Which Type of Cat Carrier?
Not having a carrier at all is an obvious no-no! Your cat may be the happiest, most well-behaved cat ever, but it only takes one thing to spook her if you’re carrying her in your arms, and all hell could break loose. It’s not safe for you or your cat, and why take that risk with your precious cargo?
A wire cage cat carrier is better than no carrier at all, but it isn’t ideal. Your cat will be caged, and likely to feel trapped and fearful. A wire carrier won’t be particularly comfortable for her, and if she has an accident it’s not going to be contained at all.
Wicker baskets may look nice, but they’re not the most secure cat carriers. They’re also very difficult to clean, keep in mind that if you’re taking your cat to and from the vet it may be because she’s ill, so if she’s sick or soils in the basket, it’s going to be a real struggle to clean up.
Although there are many airline approved soft-sided cat carriers on the market, they generally aren’t very sturdy, and if the bottom isn’t firm, it’s going to be very uncomfortable. Just imagine how you’d feel lying on a blanket and being carried around! The sides are designed to cave in (so they can be folded and stored), they’re difficult to clean if your cat has an accident, and you risk your cat trying to claw her way out of it if she’s scared.
You may have brought your cat home in a cardboard carrier when you adopted her, but they should only ever be a temporary measure. Cardboard carriers aren’t at all secure – if they get damp they’ll fall apart, and it’s easy for cats to scratch right through them.
Plastic cat carriers are my personal choice, as they’re sturdy, durable and easy to clean. They’re cost-effective too – they’ll usually last as long as your cat does, if not longer. We line our cat carriers with a towel for added comfort, which can be washed as needed. Plastic cat carriers are also airline approved if you’re taking your cat travelling with you, although do check with the individual airline you’re flying with.

[Data entries]
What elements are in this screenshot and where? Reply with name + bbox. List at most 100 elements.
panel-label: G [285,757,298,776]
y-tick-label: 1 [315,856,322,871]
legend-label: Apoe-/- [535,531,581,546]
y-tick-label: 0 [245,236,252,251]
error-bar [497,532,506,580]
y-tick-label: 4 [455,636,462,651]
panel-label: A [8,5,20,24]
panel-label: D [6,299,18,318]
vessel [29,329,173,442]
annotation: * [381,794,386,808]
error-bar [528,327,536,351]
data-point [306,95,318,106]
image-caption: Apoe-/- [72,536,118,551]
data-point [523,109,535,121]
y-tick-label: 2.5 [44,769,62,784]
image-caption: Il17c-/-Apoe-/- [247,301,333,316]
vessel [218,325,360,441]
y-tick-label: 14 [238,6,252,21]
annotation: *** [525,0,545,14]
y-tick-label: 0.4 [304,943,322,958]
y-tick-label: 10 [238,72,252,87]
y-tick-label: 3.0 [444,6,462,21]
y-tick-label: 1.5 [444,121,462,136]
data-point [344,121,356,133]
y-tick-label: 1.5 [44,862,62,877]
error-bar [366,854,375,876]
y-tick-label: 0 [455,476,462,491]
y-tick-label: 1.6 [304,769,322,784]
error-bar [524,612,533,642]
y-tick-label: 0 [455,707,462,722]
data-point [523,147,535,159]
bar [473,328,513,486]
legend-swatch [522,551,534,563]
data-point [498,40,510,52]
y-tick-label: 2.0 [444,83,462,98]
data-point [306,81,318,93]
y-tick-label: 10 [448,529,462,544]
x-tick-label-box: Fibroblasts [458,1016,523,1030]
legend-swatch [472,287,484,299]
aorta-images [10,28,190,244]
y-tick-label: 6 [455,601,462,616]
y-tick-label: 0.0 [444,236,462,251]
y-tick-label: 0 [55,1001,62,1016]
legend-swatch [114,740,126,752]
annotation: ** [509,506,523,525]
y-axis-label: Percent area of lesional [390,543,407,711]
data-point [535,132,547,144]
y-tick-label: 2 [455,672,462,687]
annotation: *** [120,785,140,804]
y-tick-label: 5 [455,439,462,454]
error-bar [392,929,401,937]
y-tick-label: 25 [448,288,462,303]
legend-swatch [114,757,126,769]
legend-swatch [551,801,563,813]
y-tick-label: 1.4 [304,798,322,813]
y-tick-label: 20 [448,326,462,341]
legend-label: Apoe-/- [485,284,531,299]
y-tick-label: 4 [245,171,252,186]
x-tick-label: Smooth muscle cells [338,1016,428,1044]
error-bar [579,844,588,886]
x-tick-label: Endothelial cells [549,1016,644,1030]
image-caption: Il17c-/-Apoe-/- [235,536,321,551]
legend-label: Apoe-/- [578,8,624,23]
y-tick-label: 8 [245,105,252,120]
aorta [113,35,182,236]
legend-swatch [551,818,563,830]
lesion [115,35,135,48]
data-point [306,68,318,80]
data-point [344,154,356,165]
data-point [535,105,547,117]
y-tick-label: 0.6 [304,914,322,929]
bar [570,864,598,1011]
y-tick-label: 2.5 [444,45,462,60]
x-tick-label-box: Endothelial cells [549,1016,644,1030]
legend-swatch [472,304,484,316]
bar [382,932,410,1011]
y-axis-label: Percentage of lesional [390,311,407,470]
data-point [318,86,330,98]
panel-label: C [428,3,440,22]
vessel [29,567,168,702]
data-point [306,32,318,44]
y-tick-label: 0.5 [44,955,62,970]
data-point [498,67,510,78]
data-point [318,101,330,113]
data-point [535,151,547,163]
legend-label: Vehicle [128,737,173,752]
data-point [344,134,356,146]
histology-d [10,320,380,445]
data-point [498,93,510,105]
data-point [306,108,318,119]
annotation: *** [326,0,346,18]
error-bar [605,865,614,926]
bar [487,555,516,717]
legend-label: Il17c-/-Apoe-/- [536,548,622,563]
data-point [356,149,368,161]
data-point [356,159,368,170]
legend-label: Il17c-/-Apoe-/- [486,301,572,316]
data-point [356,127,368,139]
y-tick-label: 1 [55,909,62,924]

• Problems to work on:
a: Answer these questions about the text on cat carriers, marking each answer to match its question.
(i) What happens to cardboard carriers if they get damp?
(ii) Why are the sides of soft-sided carriers designed to cave in?
(iii) What does the writer line their cat carriers with?
b: Continue the text on cat carriers from where it stops.

• Answers:
a:
(i) They fall apart.
(ii) So they can be folded and stored.
(iii) A towel.

b:
Other Considerations When Choosing the Right Cat Carrier
A carrier that’s too small obviously won’t be comfortable for your cat, but too big and all that space when it’s moving around might scare her. Your cat needs to feel safe and secure, because if she’s already nervous about going to the vet, for example, she’ll feel much better being able to curl up tightly in a corner. Another issue when the carrier is too big is the weight of your cat; you’ll struggle with balancing the carrier when you’re carrying it.
How Many Cats?
If you’ve got multiple cats, it’s important to use a separate carrier for each one, because you never know when you’re going to have to take them out together. Even if they’re the best of friends at home, the stress of the journey might cause them to lash out at each other, which would be awful for them and for you.
Carriers with an opening at the top make it easier for you to put your cat into, especially if your cat freaks out when she realises she’s going into the carrier! If you only have one carrier that opens at the front, you can still turn it on its bottom to pop her into it. Carriers where the entire top half comes off are a good choice for nervous cats, because it means your cat can stay within the safety of the carrier at the vet clinic, including during the examination.
Choosing the right cat carrier for your cat means that taking her out and about will be a lot easier, for the both of you!